start Provided information

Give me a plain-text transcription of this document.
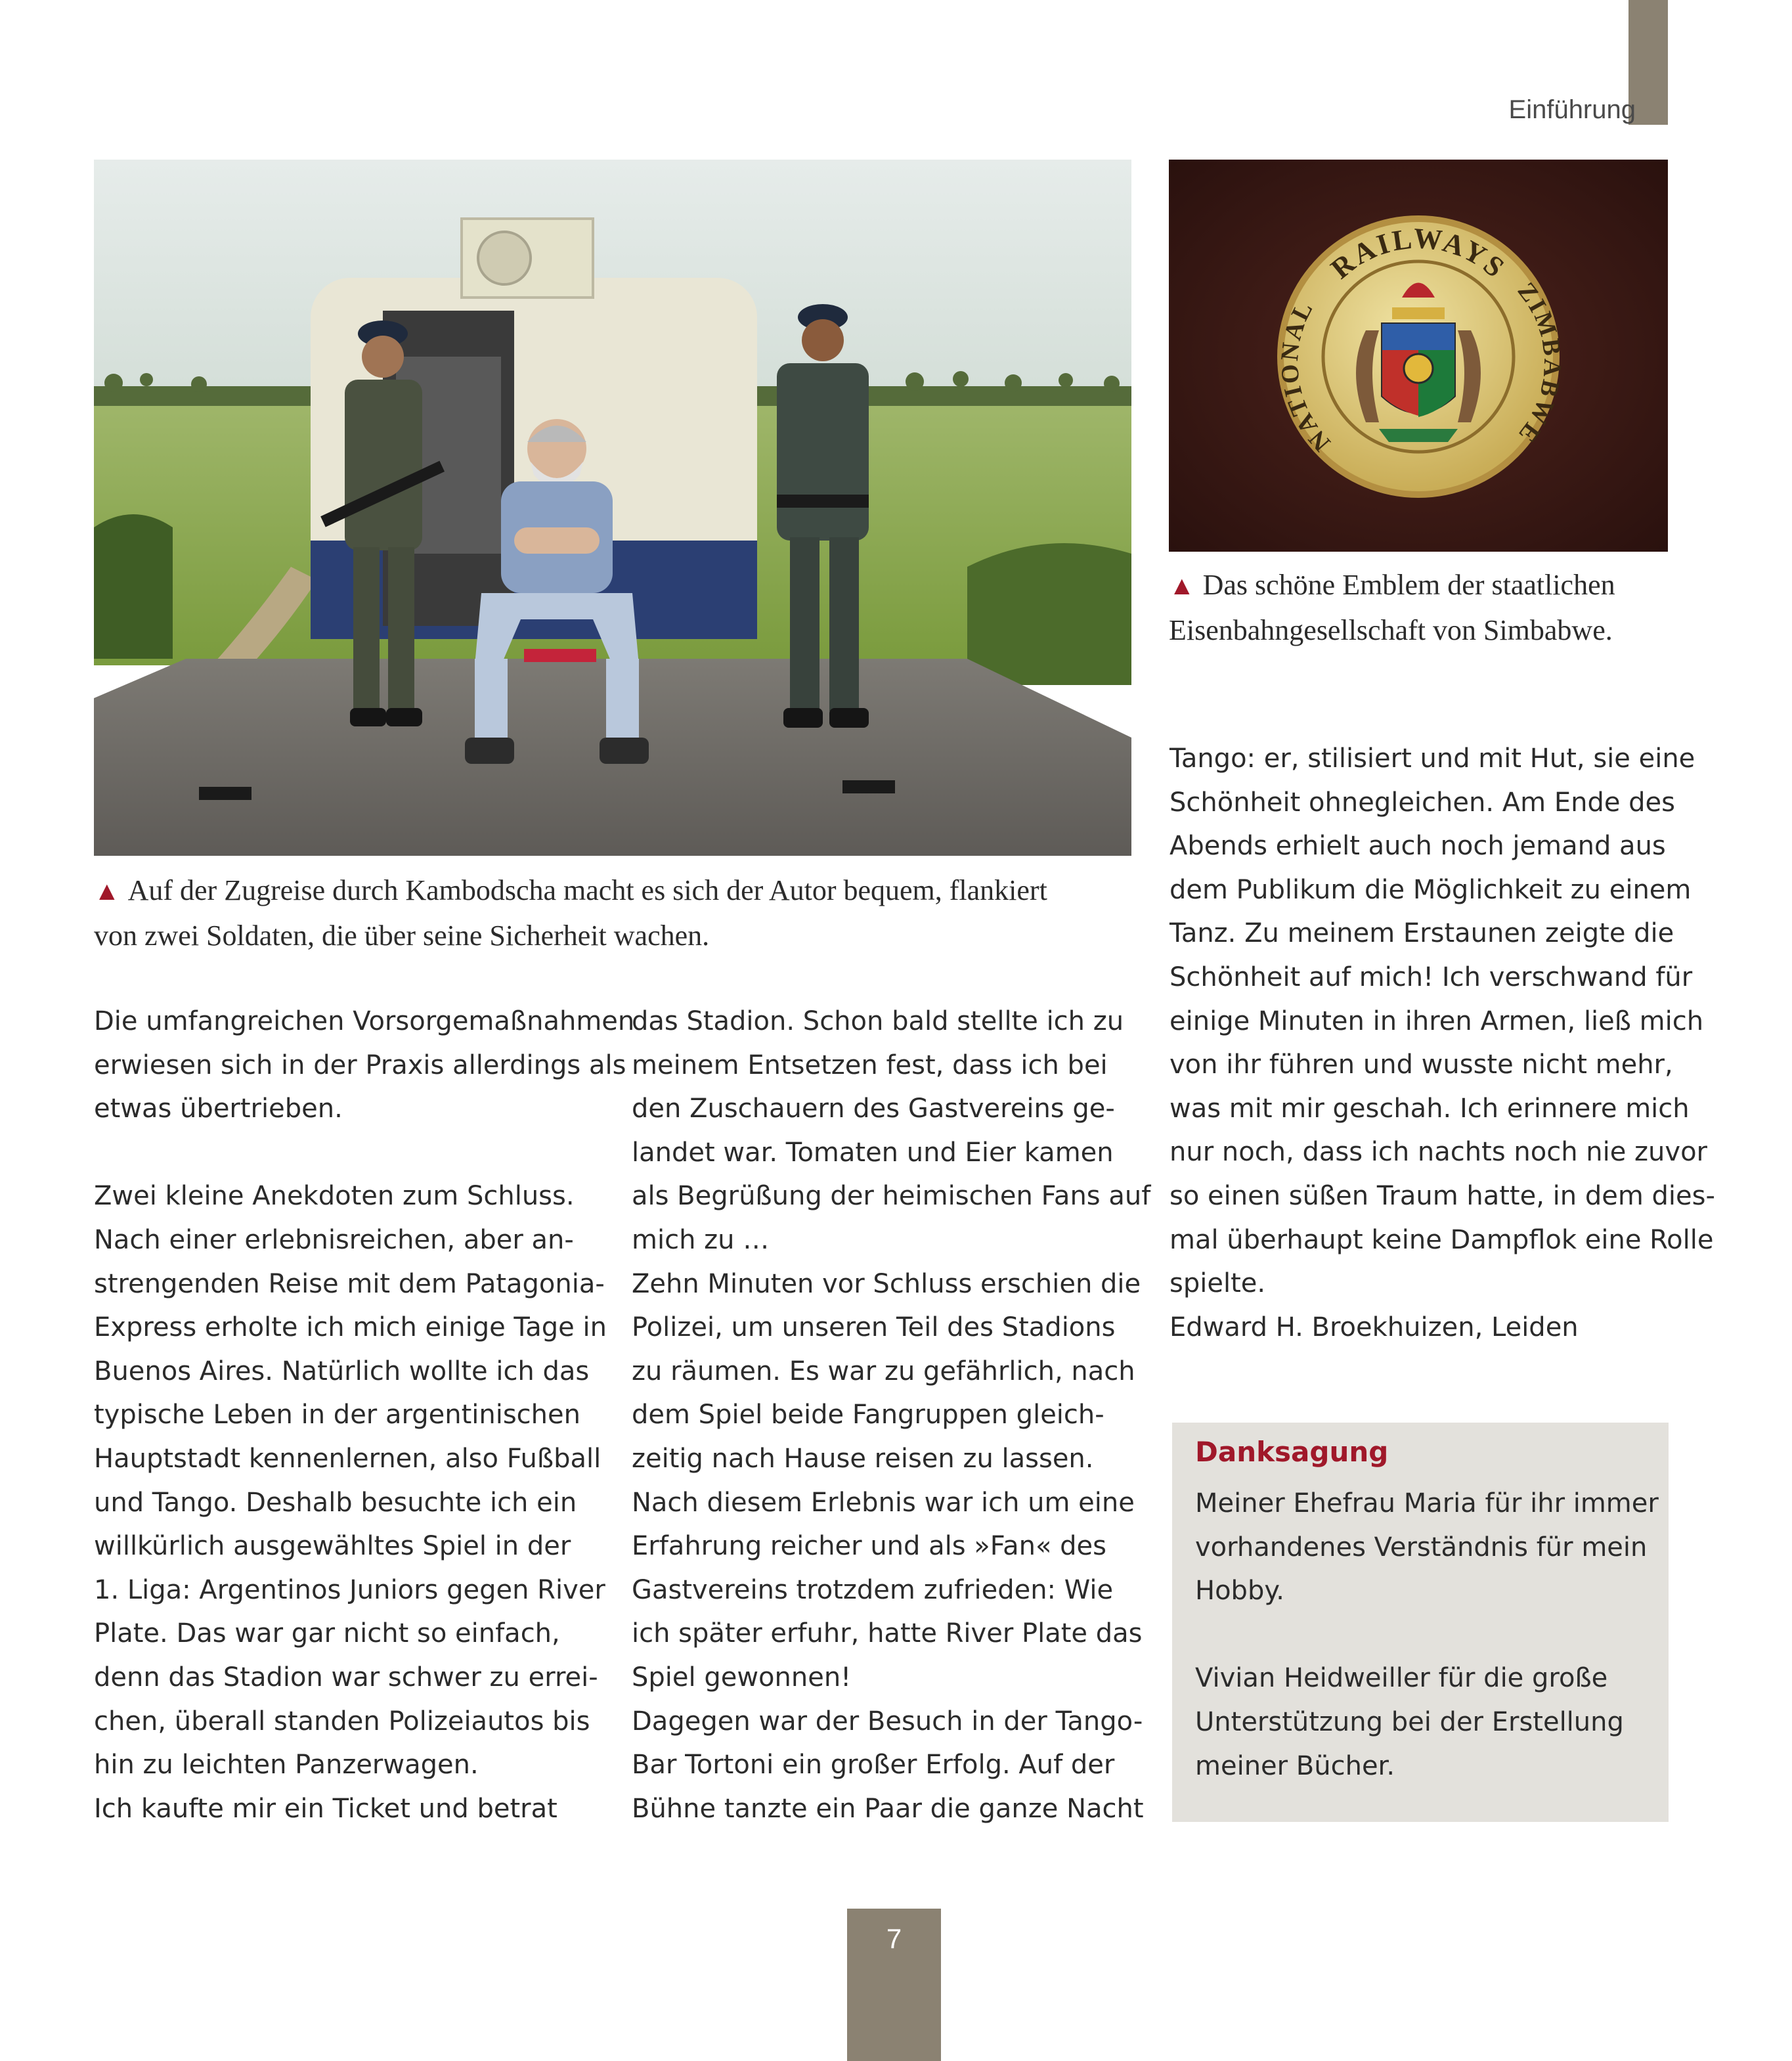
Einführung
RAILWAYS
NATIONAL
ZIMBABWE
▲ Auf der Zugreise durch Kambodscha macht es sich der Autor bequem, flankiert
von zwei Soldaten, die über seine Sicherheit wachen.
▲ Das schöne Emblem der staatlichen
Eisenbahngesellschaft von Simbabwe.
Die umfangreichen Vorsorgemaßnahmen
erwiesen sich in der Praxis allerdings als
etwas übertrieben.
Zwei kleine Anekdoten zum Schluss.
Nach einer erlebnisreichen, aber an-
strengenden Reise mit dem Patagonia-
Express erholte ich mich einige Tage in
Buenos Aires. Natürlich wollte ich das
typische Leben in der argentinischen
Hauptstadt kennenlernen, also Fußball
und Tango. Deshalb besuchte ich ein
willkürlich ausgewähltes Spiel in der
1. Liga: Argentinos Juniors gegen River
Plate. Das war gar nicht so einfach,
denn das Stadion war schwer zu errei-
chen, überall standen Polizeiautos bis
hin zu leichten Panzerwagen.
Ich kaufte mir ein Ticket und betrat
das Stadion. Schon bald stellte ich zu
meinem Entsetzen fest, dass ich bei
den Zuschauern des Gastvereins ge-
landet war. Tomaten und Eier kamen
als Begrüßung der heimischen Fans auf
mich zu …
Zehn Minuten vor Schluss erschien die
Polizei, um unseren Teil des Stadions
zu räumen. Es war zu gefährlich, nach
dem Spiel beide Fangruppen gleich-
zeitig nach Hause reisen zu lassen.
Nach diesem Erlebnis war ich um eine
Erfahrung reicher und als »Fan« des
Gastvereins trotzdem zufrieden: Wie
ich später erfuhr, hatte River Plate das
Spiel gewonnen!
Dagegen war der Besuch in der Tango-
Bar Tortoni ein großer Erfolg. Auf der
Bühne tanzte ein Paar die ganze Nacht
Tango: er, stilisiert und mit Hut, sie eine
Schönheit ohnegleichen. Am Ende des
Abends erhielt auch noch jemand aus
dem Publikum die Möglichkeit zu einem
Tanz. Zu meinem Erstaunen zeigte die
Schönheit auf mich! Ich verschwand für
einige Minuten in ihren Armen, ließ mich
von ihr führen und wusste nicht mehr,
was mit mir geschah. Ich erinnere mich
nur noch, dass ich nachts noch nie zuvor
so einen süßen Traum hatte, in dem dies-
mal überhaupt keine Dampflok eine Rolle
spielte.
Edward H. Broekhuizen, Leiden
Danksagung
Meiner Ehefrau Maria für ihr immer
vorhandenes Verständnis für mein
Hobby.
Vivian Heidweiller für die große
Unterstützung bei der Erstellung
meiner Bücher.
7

end Provided information
start Provided information

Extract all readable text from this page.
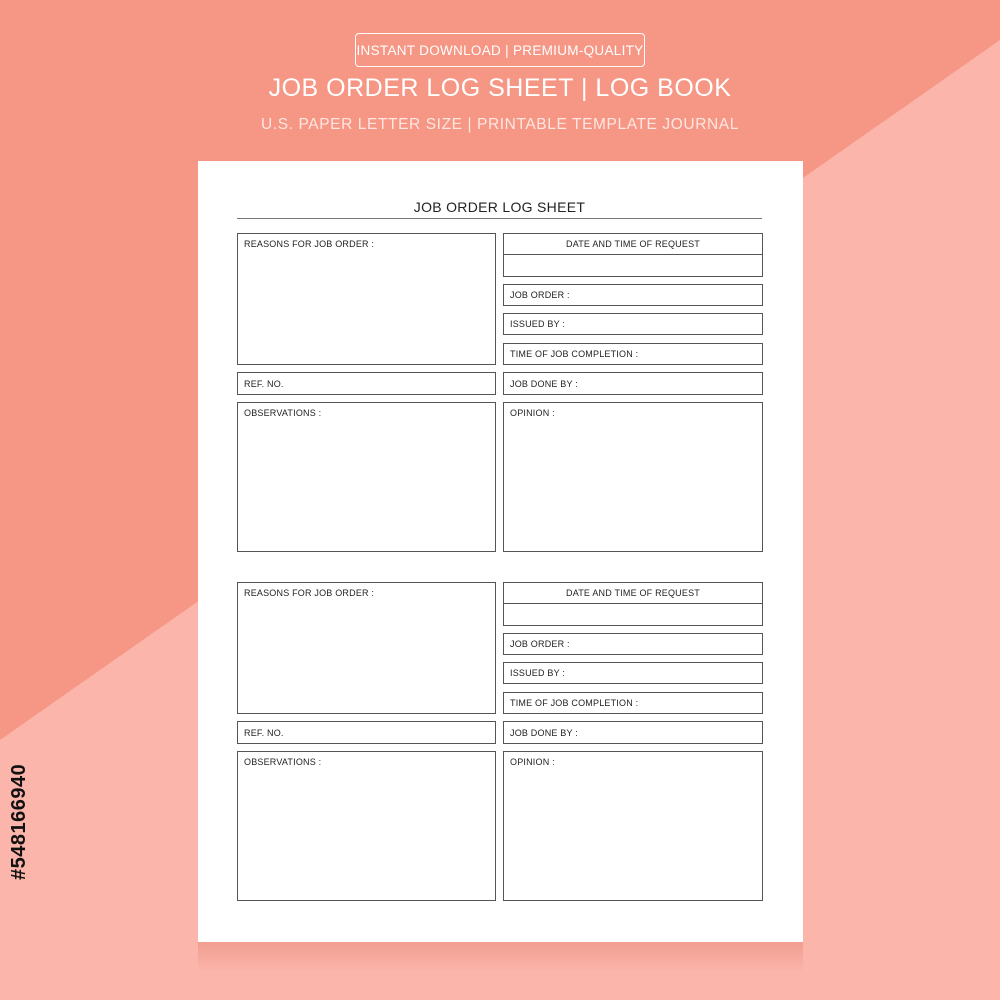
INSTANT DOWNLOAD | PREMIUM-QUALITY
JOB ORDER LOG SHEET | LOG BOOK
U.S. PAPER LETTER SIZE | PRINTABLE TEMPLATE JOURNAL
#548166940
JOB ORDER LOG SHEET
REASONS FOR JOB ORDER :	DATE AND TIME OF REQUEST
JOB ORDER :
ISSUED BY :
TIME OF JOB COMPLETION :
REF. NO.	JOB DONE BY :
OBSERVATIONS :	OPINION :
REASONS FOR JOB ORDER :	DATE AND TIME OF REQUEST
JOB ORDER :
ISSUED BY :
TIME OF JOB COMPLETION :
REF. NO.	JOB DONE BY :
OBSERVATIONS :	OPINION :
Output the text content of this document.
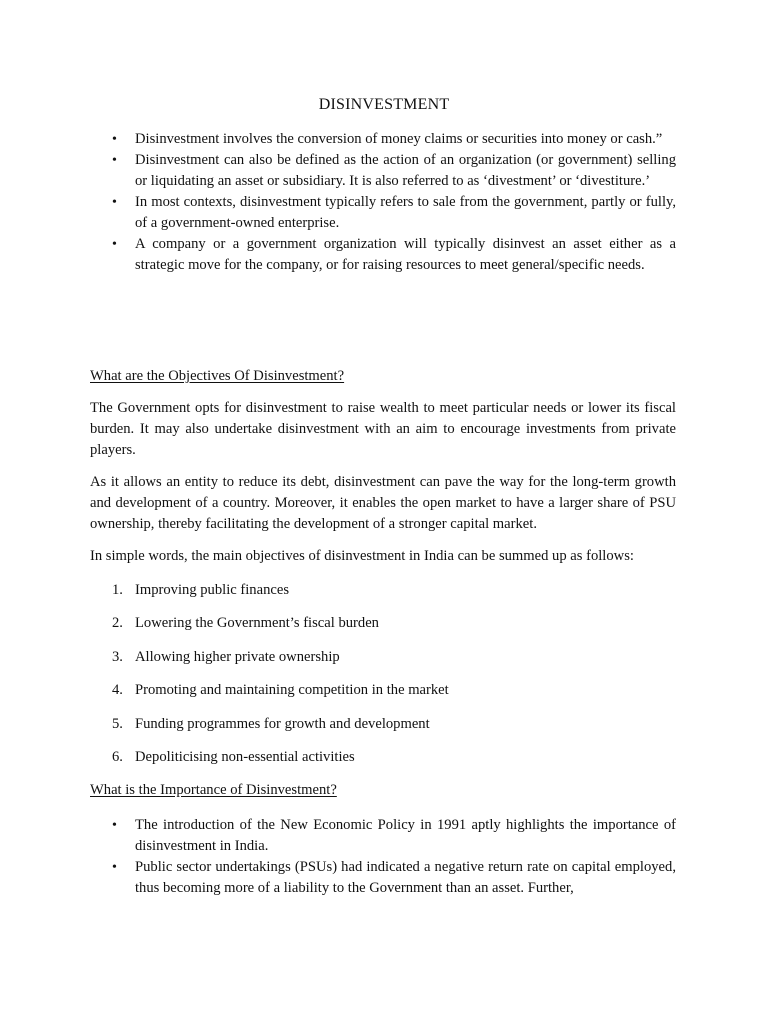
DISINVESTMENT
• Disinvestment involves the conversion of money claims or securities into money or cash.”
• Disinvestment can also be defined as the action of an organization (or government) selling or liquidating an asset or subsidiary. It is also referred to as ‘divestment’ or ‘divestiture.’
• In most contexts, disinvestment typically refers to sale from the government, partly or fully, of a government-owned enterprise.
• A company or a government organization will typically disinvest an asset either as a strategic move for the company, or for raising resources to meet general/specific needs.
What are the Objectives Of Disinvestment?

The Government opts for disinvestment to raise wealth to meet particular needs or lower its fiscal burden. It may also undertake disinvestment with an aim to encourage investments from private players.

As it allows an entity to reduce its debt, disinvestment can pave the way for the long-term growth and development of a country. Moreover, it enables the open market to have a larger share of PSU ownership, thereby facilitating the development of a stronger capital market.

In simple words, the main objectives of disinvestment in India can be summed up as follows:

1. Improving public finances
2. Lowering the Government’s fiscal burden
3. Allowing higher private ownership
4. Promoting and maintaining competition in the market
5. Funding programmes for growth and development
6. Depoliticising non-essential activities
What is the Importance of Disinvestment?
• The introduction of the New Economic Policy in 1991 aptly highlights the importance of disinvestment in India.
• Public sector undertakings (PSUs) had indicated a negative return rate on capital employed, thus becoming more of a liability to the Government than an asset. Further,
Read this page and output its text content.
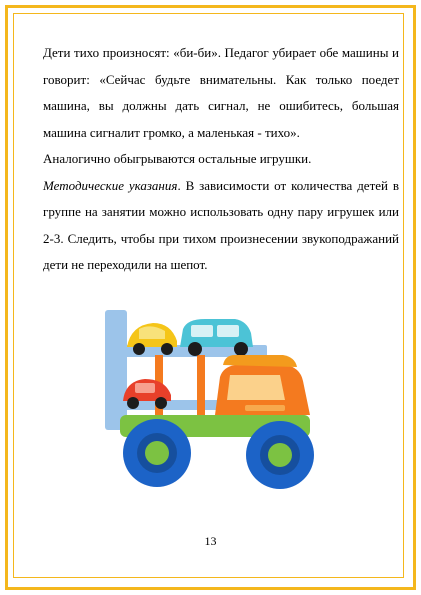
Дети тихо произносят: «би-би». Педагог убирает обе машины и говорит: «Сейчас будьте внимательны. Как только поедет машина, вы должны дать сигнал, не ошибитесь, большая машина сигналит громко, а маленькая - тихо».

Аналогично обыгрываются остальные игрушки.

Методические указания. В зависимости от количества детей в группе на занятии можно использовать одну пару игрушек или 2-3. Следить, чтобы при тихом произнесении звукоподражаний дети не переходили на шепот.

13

end Provided information

▶ _Work required_: Copy the lines from the entries above in which the word "capital" appears.

▶ _Response to the exercise_:
As it allows an entity to reduce its debt, disinvestment can pave the way for the long-term growth and development of a country. Moreover, it enables the open market to have a larger share of PSU ownership, thereby facilitating the development of a stronger capital market.
• Public sector undertakings (PSUs) had indicated a negative return rate on capital employed, thus becoming more of a liability to the Government than an asset. Further,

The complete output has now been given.